* _Task brief_
Go through the records and give each one again exactly.

* _Collection entries_
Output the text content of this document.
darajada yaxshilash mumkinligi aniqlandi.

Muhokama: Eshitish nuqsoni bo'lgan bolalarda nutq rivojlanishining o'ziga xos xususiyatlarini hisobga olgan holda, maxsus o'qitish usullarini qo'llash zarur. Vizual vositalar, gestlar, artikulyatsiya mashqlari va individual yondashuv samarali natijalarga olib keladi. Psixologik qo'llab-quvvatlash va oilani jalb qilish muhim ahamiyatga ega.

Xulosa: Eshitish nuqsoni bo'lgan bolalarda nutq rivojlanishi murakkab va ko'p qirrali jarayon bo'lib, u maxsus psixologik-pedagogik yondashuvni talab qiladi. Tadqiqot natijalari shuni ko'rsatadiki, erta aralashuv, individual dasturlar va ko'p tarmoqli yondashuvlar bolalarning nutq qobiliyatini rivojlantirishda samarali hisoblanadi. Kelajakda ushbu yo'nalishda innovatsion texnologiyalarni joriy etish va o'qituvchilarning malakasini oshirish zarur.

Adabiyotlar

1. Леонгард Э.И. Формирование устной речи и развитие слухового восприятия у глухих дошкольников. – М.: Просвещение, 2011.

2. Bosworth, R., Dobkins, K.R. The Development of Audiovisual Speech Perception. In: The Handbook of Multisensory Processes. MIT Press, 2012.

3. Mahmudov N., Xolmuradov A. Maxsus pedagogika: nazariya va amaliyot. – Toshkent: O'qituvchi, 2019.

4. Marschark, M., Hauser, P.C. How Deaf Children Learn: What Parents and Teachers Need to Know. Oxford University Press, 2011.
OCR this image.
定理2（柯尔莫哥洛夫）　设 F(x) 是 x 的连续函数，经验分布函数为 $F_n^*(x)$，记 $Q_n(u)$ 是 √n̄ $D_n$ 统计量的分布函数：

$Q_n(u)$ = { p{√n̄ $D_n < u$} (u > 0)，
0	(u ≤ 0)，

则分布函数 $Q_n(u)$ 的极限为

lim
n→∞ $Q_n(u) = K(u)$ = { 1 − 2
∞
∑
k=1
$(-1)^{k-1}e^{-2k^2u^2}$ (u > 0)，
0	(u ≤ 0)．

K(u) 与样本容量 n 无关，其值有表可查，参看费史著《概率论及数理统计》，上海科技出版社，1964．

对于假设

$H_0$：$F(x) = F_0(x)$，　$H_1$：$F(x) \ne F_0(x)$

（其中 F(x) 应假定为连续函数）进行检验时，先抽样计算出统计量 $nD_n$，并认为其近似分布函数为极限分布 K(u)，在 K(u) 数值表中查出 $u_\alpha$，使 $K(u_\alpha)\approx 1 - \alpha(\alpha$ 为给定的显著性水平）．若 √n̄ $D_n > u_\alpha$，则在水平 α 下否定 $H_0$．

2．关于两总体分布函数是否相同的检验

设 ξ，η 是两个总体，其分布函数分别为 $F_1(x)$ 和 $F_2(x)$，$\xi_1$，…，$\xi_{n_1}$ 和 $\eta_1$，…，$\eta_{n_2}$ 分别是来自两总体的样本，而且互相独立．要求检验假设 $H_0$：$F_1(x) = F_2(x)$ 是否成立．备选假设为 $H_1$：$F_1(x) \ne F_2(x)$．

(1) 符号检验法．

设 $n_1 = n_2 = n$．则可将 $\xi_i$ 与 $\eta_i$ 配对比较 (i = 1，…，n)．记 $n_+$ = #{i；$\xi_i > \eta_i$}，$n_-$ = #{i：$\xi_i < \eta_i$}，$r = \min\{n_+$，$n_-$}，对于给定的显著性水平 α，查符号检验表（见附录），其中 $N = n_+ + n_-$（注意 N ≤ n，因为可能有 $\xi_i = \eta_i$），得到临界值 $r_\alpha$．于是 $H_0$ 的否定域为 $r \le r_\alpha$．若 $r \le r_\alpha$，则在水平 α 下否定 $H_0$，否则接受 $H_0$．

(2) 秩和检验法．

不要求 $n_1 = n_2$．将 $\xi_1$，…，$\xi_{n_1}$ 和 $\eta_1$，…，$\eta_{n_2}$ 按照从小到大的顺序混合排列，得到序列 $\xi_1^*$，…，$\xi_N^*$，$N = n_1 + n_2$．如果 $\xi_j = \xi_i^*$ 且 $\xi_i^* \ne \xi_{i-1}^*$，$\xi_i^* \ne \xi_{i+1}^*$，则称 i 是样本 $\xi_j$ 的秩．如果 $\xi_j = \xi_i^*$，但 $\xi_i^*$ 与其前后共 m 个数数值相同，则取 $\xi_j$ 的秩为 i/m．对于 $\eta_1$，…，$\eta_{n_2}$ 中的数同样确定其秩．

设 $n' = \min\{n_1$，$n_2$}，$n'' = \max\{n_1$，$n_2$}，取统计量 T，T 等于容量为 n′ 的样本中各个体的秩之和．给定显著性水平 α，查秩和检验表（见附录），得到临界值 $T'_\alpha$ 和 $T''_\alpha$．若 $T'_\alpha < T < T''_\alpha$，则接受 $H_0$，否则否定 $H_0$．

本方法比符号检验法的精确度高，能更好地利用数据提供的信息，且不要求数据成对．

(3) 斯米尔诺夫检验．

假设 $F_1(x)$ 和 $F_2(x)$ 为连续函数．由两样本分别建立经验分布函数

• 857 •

* _Answer for the task_
Output the text content of this document.
darajada yaxshilash mumkinligi aniqlandi.

Muhokama: Eshitish nuqsoni bo'lgan bolalarda nutq rivojlanishining o'ziga xos xususiyatlarini hisobga olgan holda, maxsus o'qitish usullarini qo'llash zarur. Vizual vositalar, gestlar, artikulyatsiya mashqlari va individual yondashuv samarali natijalarga olib keladi. Psixologik qo'llab-quvvatlash va oilani jalb qilish muhim ahamiyatga ega.

Xulosa: Eshitish nuqsoni bo'lgan bolalarda nutq rivojlanishi murakkab va ko'p qirrali jarayon bo'lib, u maxsus psixologik-pedagogik yondashuvni talab qiladi. Tadqiqot natijalari shuni ko'rsatadiki, erta aralashuv, individual dasturlar va ko'p tarmoqli yondashuvlar bolalarning nutq qobiliyatini rivojlantirishda samarali hisoblanadi. Kelajakda ushbu yo'nalishda innovatsion texnologiyalarni joriy etish va o'qituvchilarning malakasini oshirish zarur.

Adabiyotlar

1. Леонгард Э.И. Формирование устной речи и развитие слухового восприятия у глухих дошкольников. – М.: Просвещение, 2011.

2. Bosworth, R., Dobkins, K.R. The Development of Audiovisual Speech Perception. In: The Handbook of Multisensory Processes. MIT Press, 2012.

3. Mahmudov N., Xolmuradov A. Maxsus pedagogika: nazariya va amaliyot. – Toshkent: O'qituvchi, 2019.

4. Marschark, M., Hauser, P.C. How Deaf Children Learn: What Parents and Teachers Need to Know. Oxford University Press, 2011.
OCR this image.
定理2（柯尔莫哥洛夫）　设 F(x) 是 x 的连续函数，经验分布函数为 $F_n^*(x)$，记 $Q_n(u)$ 是 √n̄ $D_n$ 统计量的分布函数：

$Q_n(u)$ = { p{√n̄ $D_n < u$} (u > 0)，
0	(u ≤ 0)，

则分布函数 $Q_n(u)$ 的极限为

lim
n→∞ $Q_n(u) = K(u)$ = { 1 − 2
∞
∑
k=1
$(-1)^{k-1}e^{-2k^2u^2}$ (u > 0)，
0	(u ≤ 0)．

K(u) 与样本容量 n 无关，其值有表可查，参看费史著《概率论及数理统计》，上海科技出版社，1964．

对于假设

$H_0$：$F(x) = F_0(x)$，　$H_1$：$F(x) \ne F_0(x)$

（其中 F(x) 应假定为连续函数）进行检验时，先抽样计算出统计量 $nD_n$，并认为其近似分布函数为极限分布 K(u)，在 K(u) 数值表中查出 $u_\alpha$，使 $K(u_\alpha)\approx 1 - \alpha(\alpha$ 为给定的显著性水平）．若 √n̄ $D_n > u_\alpha$，则在水平 α 下否定 $H_0$．

2．关于两总体分布函数是否相同的检验

设 ξ，η 是两个总体，其分布函数分别为 $F_1(x)$ 和 $F_2(x)$，$\xi_1$，…，$\xi_{n_1}$ 和 $\eta_1$，…，$\eta_{n_2}$ 分别是来自两总体的样本，而且互相独立．要求检验假设 $H_0$：$F_1(x) = F_2(x)$ 是否成立．备选假设为 $H_1$：$F_1(x) \ne F_2(x)$．

(1) 符号检验法．

设 $n_1 = n_2 = n$．则可将 $\xi_i$ 与 $\eta_i$ 配对比较 (i = 1，…，n)．记 $n_+$ = #{i；$\xi_i > \eta_i$}，$n_-$ = #{i：$\xi_i < \eta_i$}，$r = \min\{n_+$，$n_-$}，对于给定的显著性水平 α，查符号检验表（见附录），其中 $N = n_+ + n_-$（注意 N ≤ n，因为可能有 $\xi_i = \eta_i$），得到临界值 $r_\alpha$．于是 $H_0$ 的否定域为 $r \le r_\alpha$．若 $r \le r_\alpha$，则在水平 α 下否定 $H_0$，否则接受 $H_0$．

(2) 秩和检验法．

不要求 $n_1 = n_2$．将 $\xi_1$，…，$\xi_{n_1}$ 和 $\eta_1$，…，$\eta_{n_2}$ 按照从小到大的顺序混合排列，得到序列 $\xi_1^*$，…，$\xi_N^*$，$N = n_1 + n_2$．如果 $\xi_j = \xi_i^*$ 且 $\xi_i^* \ne \xi_{i-1}^*$，$\xi_i^* \ne \xi_{i+1}^*$，则称 i 是样本 $\xi_j$ 的秩．如果 $\xi_j = \xi_i^*$，但 $\xi_i^*$ 与其前后共 m 个数数值相同，则取 $\xi_j$ 的秩为 i/m．对于 $\eta_1$，…，$\eta_{n_2}$ 中的数同样确定其秩．

设 $n' = \min\{n_1$，$n_2$}，$n'' = \max\{n_1$，$n_2$}，取统计量 T，T 等于容量为 n′ 的样本中各个体的秩之和．给定显著性水平 α，查秩和检验表（见附录），得到临界值 $T'_\alpha$ 和 $T''_\alpha$．若 $T'_\alpha < T < T''_\alpha$，则接受 $H_0$，否则否定 $H_0$．

本方法比符号检验法的精确度高，能更好地利用数据提供的信息，且不要求数据成对．

(3) 斯米尔诺夫检验．

假设 $F_1(x)$ 和 $F_2(x)$ 为连续函数．由两样本分别建立经验分布函数

• 857 •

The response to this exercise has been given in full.